▶ Given exercise: Below is some material; set it all down exactly, apart from the pictures.

▶ Given entries:
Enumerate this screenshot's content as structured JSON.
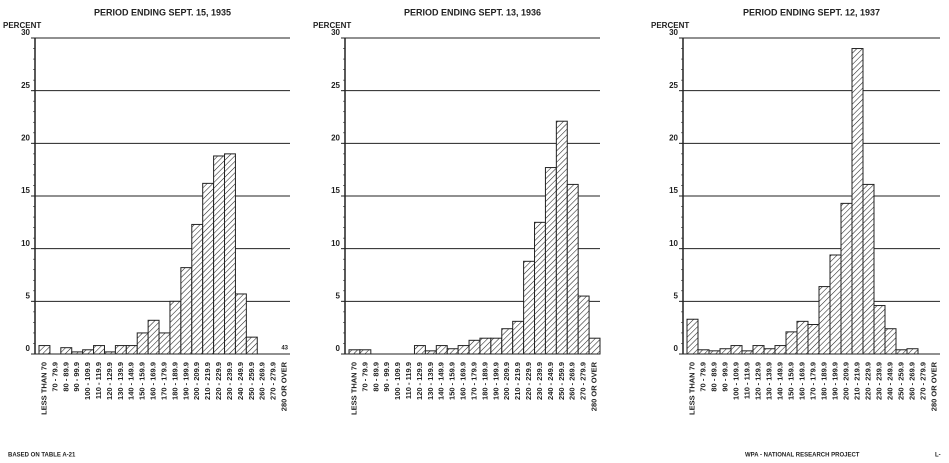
{
  "chart_data": [
    {
      "type": "bar",
      "title": "PERIOD ENDING SEPT. 15, 1935",
      "y_label": "PERCENT",
      "categories": [
        "LESS THAN 70",
        "70 - 79.9",
        "80 - 89.9",
        "90 - 99.9",
        "100 - 109.9",
        "110 - 119.9",
        "120 - 129.9",
        "130 - 139.9",
        "140 - 149.9",
        "150 - 159.9",
        "160 - 169.9",
        "170 - 179.9",
        "180 - 189.9",
        "190 - 199.9",
        "200 - 209.9",
        "210 - 219.9",
        "220 - 229.9",
        "230 - 239.9",
        "240 - 249.9",
        "250 - 259.9",
        "260 - 269.9",
        "270 - 279.9",
        "280 OR OVER"
      ],
      "values": [
        0.8,
        0,
        0.6,
        0.2,
        0.4,
        0.8,
        0.2,
        0.8,
        0.8,
        2.0,
        3.2,
        2.0,
        5.0,
        8.2,
        12.3,
        16.2,
        18.8,
        19.0,
        5.7,
        1.6,
        0,
        0,
        0
      ],
      "annotation": "43",
      "color": "#222222",
      "ylim": [
        0,
        30
      ],
      "yticks": [
        0,
        5,
        10,
        15,
        20,
        25,
        30
      ],
      "grid": true
    },
    {
      "type": "bar",
      "title": "PERIOD ENDING SEPT. 13, 1936",
      "y_label": "PERCENT",
      "categories": [
        "LESS THAN 70",
        "70 - 79.9",
        "80 - 89.9",
        "90 - 99.9",
        "100 - 109.9",
        "110 - 119.9",
        "120 - 129.9",
        "130 - 139.9",
        "140 - 149.9",
        "150 - 159.9",
        "160 - 169.9",
        "170 - 179.9",
        "180 - 189.9",
        "190 - 199.9",
        "200 - 209.9",
        "210 - 219.9",
        "220 - 229.9",
        "230 - 239.9",
        "240 - 249.9",
        "250 - 259.9",
        "260 - 269.9",
        "270 - 279.9",
        "280 OR OVER"
      ],
      "values": [
        0.4,
        0.4,
        0,
        0,
        0,
        0,
        0.8,
        0.3,
        0.8,
        0.5,
        0.8,
        1.3,
        1.5,
        1.5,
        2.4,
        3.1,
        8.8,
        12.5,
        17.7,
        22.1,
        16.1,
        5.5,
        1.5
      ],
      "color": "#222222",
      "ylim": [
        0,
        30
      ],
      "yticks": [
        0,
        5,
        10,
        15,
        20,
        25,
        30
      ],
      "grid": true
    },
    {
      "type": "bar",
      "title": "PERIOD ENDING SEPT. 12, 1937",
      "y_label": "PERCENT",
      "categories": [
        "LESS THAN 70",
        "70 - 79.9",
        "80 - 89.9",
        "90 - 99.9",
        "100 - 109.9",
        "110 - 119.9",
        "120 - 129.9",
        "130 - 139.9",
        "140 - 149.9",
        "150 - 159.9",
        "160 - 169.9",
        "170 - 179.9",
        "180 - 189.9",
        "190 - 199.9",
        "200 - 209.9",
        "210 - 219.9",
        "220 - 229.9",
        "230 - 239.9",
        "240 - 249.9",
        "250 - 259.9",
        "260 - 269.9",
        "270 - 279.9",
        "280 OR OVER"
      ],
      "values": [
        3.3,
        0.4,
        0.3,
        0.5,
        0.8,
        0.3,
        0.8,
        0.5,
        0.8,
        2.1,
        3.1,
        2.8,
        6.4,
        9.4,
        14.3,
        29.0,
        16.1,
        4.6,
        2.4,
        0.4,
        0.5,
        0,
        0
      ],
      "color": "#222222",
      "ylim": [
        0,
        30
      ],
      "yticks": [
        0,
        5,
        10,
        15,
        20,
        25,
        30
      ],
      "grid": true
    }
  ],
  "footer": {
    "left": "BASED ON TABLE A-21",
    "right": "WPA - NATIONAL RESEARCH PROJECT",
    "code": "L-"
  }
}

▶ The result:
Enumerate this screenshot's content as structured JSON.
{
  "chart_data": [
    {
      "type": "bar",
      "title": "PERIOD ENDING SEPT. 15, 1935",
      "y_label": "PERCENT",
      "categories": [
        "LESS THAN 70",
        "70 - 79.9",
        "80 - 89.9",
        "90 - 99.9",
        "100 - 109.9",
        "110 - 119.9",
        "120 - 129.9",
        "130 - 139.9",
        "140 - 149.9",
        "150 - 159.9",
        "160 - 169.9",
        "170 - 179.9",
        "180 - 189.9",
        "190 - 199.9",
        "200 - 209.9",
        "210 - 219.9",
        "220 - 229.9",
        "230 - 239.9",
        "240 - 249.9",
        "250 - 259.9",
        "260 - 269.9",
        "270 - 279.9",
        "280 OR OVER"
      ],
      "values": [
        0.8,
        0,
        0.6,
        0.2,
        0.4,
        0.8,
        0.2,
        0.8,
        0.8,
        2.0,
        3.2,
        2.0,
        5.0,
        8.2,
        12.3,
        16.2,
        18.8,
        19.0,
        5.7,
        1.6,
        0,
        0,
        0
      ],
      "annotation": "43",
      "color": "#222222",
      "ylim": [
        0,
        30
      ],
      "yticks": [
        0,
        5,
        10,
        15,
        20,
        25,
        30
      ],
      "grid": true
    },
    {
      "type": "bar",
      "title": "PERIOD ENDING SEPT. 13, 1936",
      "y_label": "PERCENT",
      "categories": [
        "LESS THAN 70",
        "70 - 79.9",
        "80 - 89.9",
        "90 - 99.9",
        "100 - 109.9",
        "110 - 119.9",
        "120 - 129.9",
        "130 - 139.9",
        "140 - 149.9",
        "150 - 159.9",
        "160 - 169.9",
        "170 - 179.9",
        "180 - 189.9",
        "190 - 199.9",
        "200 - 209.9",
        "210 - 219.9",
        "220 - 229.9",
        "230 - 239.9",
        "240 - 249.9",
        "250 - 259.9",
        "260 - 269.9",
        "270 - 279.9",
        "280 OR OVER"
      ],
      "values": [
        0.4,
        0.4,
        0,
        0,
        0,
        0,
        0.8,
        0.3,
        0.8,
        0.5,
        0.8,
        1.3,
        1.5,
        1.5,
        2.4,
        3.1,
        8.8,
        12.5,
        17.7,
        22.1,
        16.1,
        5.5,
        1.5
      ],
      "color": "#222222",
      "ylim": [
        0,
        30
      ],
      "yticks": [
        0,
        5,
        10,
        15,
        20,
        25,
        30
      ],
      "grid": true
    },
    {
      "type": "bar",
      "title": "PERIOD ENDING SEPT. 12, 1937",
      "y_label": "PERCENT",
      "categories": [
        "LESS THAN 70",
        "70 - 79.9",
        "80 - 89.9",
        "90 - 99.9",
        "100 - 109.9",
        "110 - 119.9",
        "120 - 129.9",
        "130 - 139.9",
        "140 - 149.9",
        "150 - 159.9",
        "160 - 169.9",
        "170 - 179.9",
        "180 - 189.9",
        "190 - 199.9",
        "200 - 209.9",
        "210 - 219.9",
        "220 - 229.9",
        "230 - 239.9",
        "240 - 249.9",
        "250 - 259.9",
        "260 - 269.9",
        "270 - 279.9",
        "280 OR OVER"
      ],
      "values": [
        3.3,
        0.4,
        0.3,
        0.5,
        0.8,
        0.3,
        0.8,
        0.5,
        0.8,
        2.1,
        3.1,
        2.8,
        6.4,
        9.4,
        14.3,
        29.0,
        16.1,
        4.6,
        2.4,
        0.4,
        0.5,
        0,
        0
      ],
      "color": "#222222",
      "ylim": [
        0,
        30
      ],
      "yticks": [
        0,
        5,
        10,
        15,
        20,
        25,
        30
      ],
      "grid": true
    }
  ],
  "footer": {
    "left": "BASED ON TABLE A-21",
    "right": "WPA - NATIONAL RESEARCH PROJECT",
    "code": "L-"
  }
}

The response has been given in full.